3 June 2005 The NHS’s mammoth £6.2 billion IT modernisation project has run into problems, as it was revealed that a supplier had been sacked for missing deadlines.
Fujitsu Services, the prime contractor for the project’s southern region has terminated its agreement with US software maker IDX. Fujitsu will replace IDX’s clinical information system, Carecast, with its larger US rival Cerner’s Millennium product.
Fujitsu has promised the NHS that the switch to Cerner will not exacerbate the delays.
But Tola Sargeant, an analyst at industry watcher Ovum warned that swapping suppliers at this stage is far from trivial: “BT [which manages the national data spine] has clearly had significant problems fitting IDX’s software to the UK system, and we find it hard to believe that Fujitsu and Cerner won’t face many of the same challenges.”
The NHS Connecting for Health (CfH) programme is the biggest civil IT project in the world, covering 8,000 surgeries, 240 hospitals and about 55 million patients. The project was split into five regions, and contracts for each region awarded separately.
Despite the decision to cut IDX from the Southern project, it will still be used in the London region.
It has been widely known that the Southern project was running behind schedule. But the cutting of IDX marks the first instance of the hard line that the NHS had promised to take.
In March, Richard Granger the CfH director general had promised to cut any suppliers incapable of meeting deadlines.

» DIRECTIONS:
a) List every company named in the article on the NHS IT modernization project.
b) Copy the passage of the article on the NHS IT modernization project from "Fujitsu has promised" up to and including "region awarded separately.".

» DATASET CONTENT:
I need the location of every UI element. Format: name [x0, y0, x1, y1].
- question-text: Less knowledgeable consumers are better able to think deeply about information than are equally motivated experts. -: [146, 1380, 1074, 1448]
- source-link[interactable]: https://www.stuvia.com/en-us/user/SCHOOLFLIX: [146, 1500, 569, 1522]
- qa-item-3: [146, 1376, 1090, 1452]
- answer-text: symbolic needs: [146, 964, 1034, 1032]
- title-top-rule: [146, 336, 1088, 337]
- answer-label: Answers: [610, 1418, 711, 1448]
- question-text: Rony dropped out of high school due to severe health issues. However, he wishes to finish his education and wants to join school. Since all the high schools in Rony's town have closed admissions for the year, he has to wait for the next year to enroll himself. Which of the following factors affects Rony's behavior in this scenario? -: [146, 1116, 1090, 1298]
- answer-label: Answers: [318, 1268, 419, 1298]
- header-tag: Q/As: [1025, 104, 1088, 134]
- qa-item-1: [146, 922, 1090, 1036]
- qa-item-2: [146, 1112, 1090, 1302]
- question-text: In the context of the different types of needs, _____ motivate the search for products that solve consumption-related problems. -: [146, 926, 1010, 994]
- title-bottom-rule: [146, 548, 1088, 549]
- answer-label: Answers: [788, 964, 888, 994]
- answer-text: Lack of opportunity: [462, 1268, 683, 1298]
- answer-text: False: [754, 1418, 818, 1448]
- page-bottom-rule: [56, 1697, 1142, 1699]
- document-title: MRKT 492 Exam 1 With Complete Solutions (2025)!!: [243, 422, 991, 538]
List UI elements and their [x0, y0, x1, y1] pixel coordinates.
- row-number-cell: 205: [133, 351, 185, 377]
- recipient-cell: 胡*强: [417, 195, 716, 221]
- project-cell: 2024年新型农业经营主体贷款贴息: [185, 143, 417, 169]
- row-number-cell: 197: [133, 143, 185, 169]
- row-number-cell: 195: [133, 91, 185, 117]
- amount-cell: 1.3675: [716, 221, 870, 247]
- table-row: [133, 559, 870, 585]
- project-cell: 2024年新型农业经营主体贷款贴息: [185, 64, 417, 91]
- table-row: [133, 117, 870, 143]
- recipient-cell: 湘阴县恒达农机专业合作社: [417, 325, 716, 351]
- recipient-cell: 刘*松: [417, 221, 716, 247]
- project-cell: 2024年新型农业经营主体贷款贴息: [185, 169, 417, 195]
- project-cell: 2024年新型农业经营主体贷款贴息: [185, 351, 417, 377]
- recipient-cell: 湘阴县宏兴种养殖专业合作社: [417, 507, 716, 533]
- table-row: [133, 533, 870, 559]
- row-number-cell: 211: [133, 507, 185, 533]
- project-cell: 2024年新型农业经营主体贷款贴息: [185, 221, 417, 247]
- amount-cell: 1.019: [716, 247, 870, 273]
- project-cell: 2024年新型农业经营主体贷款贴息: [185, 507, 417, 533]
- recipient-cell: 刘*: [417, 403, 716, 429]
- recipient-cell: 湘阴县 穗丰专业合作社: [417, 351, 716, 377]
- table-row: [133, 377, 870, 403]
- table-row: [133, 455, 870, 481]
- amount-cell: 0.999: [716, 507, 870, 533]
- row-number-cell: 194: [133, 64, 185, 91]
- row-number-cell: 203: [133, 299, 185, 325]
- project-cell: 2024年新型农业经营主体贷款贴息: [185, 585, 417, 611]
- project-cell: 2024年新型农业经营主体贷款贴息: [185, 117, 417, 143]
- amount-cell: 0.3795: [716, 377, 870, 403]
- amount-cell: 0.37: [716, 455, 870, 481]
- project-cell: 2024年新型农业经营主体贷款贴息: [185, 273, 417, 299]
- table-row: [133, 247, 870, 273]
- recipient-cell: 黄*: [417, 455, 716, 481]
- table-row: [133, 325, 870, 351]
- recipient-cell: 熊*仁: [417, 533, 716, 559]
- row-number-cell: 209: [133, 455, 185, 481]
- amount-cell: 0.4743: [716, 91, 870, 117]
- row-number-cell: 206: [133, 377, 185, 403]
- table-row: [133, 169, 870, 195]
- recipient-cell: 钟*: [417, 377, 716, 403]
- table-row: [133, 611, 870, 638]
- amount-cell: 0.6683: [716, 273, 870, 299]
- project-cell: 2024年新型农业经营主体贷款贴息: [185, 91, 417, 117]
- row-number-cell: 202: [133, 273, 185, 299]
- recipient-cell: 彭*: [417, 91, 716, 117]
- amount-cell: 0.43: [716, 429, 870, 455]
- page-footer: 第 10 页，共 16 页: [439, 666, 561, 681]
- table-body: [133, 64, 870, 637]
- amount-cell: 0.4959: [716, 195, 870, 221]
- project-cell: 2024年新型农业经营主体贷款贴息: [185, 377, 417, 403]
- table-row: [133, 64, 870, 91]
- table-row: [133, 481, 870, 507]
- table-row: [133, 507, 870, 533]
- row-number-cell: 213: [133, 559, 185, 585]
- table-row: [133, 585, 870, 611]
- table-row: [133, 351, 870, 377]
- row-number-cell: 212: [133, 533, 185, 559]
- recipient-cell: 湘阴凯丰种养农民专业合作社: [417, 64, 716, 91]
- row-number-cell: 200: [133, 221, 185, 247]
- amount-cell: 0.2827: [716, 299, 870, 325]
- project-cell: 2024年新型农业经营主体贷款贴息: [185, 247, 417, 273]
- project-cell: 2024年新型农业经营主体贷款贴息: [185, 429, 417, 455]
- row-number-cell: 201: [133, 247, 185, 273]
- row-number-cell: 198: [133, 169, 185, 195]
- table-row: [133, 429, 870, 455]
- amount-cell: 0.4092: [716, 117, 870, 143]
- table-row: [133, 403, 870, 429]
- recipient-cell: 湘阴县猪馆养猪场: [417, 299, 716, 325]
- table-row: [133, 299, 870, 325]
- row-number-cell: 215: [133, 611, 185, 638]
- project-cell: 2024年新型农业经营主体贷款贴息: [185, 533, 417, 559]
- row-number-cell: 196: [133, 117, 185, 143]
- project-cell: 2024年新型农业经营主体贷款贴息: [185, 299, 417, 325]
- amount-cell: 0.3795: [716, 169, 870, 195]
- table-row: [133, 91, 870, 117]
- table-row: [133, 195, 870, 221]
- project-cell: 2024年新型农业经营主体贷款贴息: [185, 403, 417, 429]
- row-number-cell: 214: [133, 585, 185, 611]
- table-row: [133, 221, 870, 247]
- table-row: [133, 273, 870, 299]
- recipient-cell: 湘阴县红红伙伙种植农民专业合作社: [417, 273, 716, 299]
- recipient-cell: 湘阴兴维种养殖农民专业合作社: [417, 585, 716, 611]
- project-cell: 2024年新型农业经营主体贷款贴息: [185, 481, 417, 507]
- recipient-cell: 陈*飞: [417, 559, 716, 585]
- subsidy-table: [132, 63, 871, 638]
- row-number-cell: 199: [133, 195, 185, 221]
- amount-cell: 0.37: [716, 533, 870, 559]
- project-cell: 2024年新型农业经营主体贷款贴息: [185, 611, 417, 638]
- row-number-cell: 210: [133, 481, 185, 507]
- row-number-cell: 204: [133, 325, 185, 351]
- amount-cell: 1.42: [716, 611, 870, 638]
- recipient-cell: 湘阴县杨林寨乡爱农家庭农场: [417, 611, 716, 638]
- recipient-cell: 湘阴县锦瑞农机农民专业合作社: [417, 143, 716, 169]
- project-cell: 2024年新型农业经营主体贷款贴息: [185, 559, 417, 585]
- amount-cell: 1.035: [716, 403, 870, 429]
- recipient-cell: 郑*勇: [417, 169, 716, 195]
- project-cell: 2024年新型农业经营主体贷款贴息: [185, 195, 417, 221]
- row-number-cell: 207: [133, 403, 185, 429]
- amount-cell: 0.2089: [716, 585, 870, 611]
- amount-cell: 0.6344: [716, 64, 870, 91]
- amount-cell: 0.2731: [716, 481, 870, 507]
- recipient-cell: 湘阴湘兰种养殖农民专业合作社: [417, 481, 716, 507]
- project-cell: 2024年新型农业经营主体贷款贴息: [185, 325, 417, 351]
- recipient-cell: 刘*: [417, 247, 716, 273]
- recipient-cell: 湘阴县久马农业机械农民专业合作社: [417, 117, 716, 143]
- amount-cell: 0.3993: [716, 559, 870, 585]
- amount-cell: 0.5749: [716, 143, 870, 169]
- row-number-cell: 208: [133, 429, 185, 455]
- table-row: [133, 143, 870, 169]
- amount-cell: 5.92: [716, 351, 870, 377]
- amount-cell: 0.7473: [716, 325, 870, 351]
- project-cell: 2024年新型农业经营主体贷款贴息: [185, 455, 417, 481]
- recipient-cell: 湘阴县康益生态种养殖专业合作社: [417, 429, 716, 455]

» RESPONSES TO THE EXERCISE:
a)
Fujitsu Services
IDX
Cerner
BT
Ovum

b)
Fujitsu has promised the NHS that the switch to Cerner will not exacerbate the delays.
But Tola Sargeant, an analyst at industry watcher Ovum warned that swapping suppliers at this stage is far from trivial: “BT [which manages the national data spine] has clearly had significant problems fitting IDX’s software to the UK system, and we find it hard to believe that Fujitsu and Cerner won’t face many of the same challenges.”
The NHS Connecting for Health (CfH) programme is the biggest civil IT project in the world, covering 8,000 surgeries, 240 hospitals and about 55 million patients. The project was split into five regions, and contracts for each region awarded separately.